• SUPPLIED PASSAGE

*** Block opens ***

Is this an install of CE directly or was it upgraded after installation? (I’ve seen this with AHV 10 but not earlier)

A clue is the 39 bits being quoted in the error message that would tie up with your CPU theory on a consumer grade CPU.

A few things to check, does the VM boot if you set a low amount of memory e.g. <1GB?

Can you confirm IOMMU is enabled within the BIOS?

Outputs of the below would help too from the AHV host:

uname -a

ls /sys/class/iommu

grep ‘address sizes’ /proc/cpuinfo

 

Thanks,

Kim


Thanks for your response.

Yes, after I did the initial install first thing I did was run the LCM and upgraded everything.

I have verified that VT-d was enabled in the BIOS settings and have upgraded to latest BIOS/firmware.

I set the VM to as low as as 256MB and same response when powering on.

Here are the results of those commands:

# uname -a
Linux NTNX-xxxxxxxx-A 6.1.92-10.0.1s2c14r5.el8.x86_64 #1 SMP Wed Dec 11 12:00:00

# ls /sys/class/iommu
dmar0  dmar1

# grep 'address sizes' /proc/cpuinfo
address sizes    : 39 bits physical, 48 bits virtual
address sizes    : 39 bits physical, 48 bits virtual
address sizes    : 39 bits physical, 48 bits virtual
address sizes    : 39 bits physical, 48 bits virtual
address sizes    : 39 bits physical, 48 bits virtual
address sizes    : 39 bits physical, 48 bits virtual
address sizes    : 39 bits physical, 48 bits virtual
address sizes    : 39 bits physical, 48 bits virtual
address sizes    : 39 bits physical, 48 bits virtual

 

I’m just surprised that everything else installed normally including the CVM which is a VM but not any other one. One other weird thing is that the CVM does not show up in the list of VMs even when checking the box to show the controller VMs.

Thanks.


Did you ever work this out? I’ve just upgraded my home CE to AHV 10 and now no VMs will start up :(

 

If I could find out where the -cpu options are set then it looks like setting “host-phys-bits=on” on the command line to start the VM might fix it.

*** Block closes ***

• RECORDS
*** Block opens ***

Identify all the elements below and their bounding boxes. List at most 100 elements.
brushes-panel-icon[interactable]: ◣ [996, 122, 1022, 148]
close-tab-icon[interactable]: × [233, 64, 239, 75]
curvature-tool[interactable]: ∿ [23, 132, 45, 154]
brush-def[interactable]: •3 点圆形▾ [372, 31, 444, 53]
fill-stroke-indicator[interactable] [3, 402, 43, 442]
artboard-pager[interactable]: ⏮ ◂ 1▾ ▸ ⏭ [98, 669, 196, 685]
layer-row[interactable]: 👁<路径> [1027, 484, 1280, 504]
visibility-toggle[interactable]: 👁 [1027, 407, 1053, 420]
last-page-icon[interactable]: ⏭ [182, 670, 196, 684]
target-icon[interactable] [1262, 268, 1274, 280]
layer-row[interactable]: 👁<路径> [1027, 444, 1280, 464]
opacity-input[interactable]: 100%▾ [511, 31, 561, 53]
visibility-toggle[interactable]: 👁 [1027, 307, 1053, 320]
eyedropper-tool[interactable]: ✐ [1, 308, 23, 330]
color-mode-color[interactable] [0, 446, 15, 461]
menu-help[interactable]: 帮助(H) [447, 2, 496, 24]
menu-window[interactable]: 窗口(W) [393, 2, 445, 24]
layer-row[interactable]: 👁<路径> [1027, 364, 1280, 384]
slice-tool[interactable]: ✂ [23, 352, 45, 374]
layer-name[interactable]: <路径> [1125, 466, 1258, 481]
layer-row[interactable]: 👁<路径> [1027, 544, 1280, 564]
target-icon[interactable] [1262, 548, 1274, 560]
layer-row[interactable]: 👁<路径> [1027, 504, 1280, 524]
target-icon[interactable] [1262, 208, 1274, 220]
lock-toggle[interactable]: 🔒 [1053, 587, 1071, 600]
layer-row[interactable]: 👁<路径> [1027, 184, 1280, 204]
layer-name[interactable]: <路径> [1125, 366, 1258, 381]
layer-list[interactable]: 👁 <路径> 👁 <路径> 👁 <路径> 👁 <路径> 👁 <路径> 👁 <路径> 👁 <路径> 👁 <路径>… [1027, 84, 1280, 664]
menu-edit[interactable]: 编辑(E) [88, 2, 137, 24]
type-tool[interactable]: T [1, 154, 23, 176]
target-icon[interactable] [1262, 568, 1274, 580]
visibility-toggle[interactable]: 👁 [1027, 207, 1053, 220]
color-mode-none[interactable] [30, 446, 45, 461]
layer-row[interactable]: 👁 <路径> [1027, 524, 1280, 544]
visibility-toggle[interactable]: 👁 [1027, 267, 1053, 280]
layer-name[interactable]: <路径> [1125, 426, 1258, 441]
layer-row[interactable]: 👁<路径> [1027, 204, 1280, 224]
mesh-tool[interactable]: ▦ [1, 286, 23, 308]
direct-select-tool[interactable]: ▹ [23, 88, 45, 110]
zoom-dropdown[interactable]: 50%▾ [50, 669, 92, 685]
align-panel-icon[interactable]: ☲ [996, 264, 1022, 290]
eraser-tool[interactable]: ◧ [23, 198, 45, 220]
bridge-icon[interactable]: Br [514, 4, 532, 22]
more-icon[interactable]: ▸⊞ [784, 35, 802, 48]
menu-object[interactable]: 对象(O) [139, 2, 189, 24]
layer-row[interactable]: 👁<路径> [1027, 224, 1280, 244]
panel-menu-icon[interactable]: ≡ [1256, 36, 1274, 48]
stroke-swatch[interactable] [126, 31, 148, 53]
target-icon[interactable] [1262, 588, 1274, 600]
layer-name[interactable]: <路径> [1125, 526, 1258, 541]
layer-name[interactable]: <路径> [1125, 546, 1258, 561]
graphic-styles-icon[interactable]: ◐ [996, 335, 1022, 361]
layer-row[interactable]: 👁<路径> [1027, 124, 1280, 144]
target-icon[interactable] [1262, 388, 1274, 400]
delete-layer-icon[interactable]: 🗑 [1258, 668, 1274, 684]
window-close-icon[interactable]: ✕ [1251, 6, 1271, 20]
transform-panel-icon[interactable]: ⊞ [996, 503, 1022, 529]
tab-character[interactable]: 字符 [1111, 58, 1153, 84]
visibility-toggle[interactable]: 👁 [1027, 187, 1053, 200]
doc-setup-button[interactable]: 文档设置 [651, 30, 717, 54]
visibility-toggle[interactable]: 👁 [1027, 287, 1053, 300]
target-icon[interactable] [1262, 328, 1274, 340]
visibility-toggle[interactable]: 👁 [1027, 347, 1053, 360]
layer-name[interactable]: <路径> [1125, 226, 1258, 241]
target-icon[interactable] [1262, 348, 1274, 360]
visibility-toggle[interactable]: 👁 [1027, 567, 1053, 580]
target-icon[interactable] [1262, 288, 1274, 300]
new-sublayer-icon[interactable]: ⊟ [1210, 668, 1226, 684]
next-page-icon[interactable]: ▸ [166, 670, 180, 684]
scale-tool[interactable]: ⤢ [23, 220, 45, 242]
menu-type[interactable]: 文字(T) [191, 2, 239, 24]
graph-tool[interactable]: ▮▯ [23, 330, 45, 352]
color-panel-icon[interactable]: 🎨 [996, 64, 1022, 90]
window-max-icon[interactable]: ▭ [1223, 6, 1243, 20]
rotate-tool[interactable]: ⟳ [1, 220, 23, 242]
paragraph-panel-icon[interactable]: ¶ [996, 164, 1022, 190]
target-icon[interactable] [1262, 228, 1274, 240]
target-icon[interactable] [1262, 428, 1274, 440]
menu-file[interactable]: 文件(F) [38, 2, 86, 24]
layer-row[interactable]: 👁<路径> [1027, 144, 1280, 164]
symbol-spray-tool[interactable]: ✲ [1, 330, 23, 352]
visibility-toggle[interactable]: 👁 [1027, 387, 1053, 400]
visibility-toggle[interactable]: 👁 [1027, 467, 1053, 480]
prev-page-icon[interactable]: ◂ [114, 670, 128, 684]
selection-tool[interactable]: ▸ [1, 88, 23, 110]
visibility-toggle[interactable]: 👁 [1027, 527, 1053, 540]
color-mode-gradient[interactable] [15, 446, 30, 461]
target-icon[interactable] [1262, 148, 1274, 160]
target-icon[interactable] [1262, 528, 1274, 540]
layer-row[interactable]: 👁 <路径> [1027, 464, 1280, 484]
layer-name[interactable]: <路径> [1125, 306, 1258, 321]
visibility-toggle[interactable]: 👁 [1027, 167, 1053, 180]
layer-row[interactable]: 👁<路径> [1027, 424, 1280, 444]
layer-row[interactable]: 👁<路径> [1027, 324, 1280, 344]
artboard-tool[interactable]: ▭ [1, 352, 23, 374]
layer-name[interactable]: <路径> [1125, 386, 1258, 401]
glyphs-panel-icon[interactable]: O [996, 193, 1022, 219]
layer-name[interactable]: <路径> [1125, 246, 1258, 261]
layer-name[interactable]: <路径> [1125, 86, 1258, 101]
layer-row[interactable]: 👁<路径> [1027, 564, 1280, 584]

*** Block closes ***

• TASK LIST
(a) Translate this sentence from the forum thread about VMs failing to start on AHV into Spanish: "Can you confirm IOMMU is enabled within the BIOS?"
(b) Carry on the forum thread about VMs failing to start on AHV, beginning after its last sentence.
The records are separate material with no connection to the text.

• ANSWERS
(a) ¿Puede confirmar que IOMMU está habilitado en la BIOS?

(b)
Cheers,

Steve


OK I found out how to edit the -cpu options and setting host-phys-bits=on didn’t do anything, but setting it to off and setting phys-bits to 41 or higher enabled me to boot up VMs that were 2GB or less RAM. Any more and they blue screened on start up with a ‘Memory Management’ issue.


OK I found a much better fix. So the problem is the maxmem setting is configured to boot the VM up with 5TB max mem and my little old Kaby Lake Xeon can't cope. I've edited the qemu kvm frodo script to edit the maxmem on runtime and change it down to a more sensible number (I've just tested 8GB, and set the VM to 6GB), and it's working fine :slightly_smiling_face:

I've put the phys-bits back to 39 too.

 


Hello everyone,

I have the same problem, I updated my 3-node cluster to 7.0.1.5 and AHV 10.0.1 and I also can't start the VMs, all CVMs are not visible in Prism Element but are connected and seem functional. I also notice that the AHV version in the upper left corner of the Prism Dashboard does not appear updated.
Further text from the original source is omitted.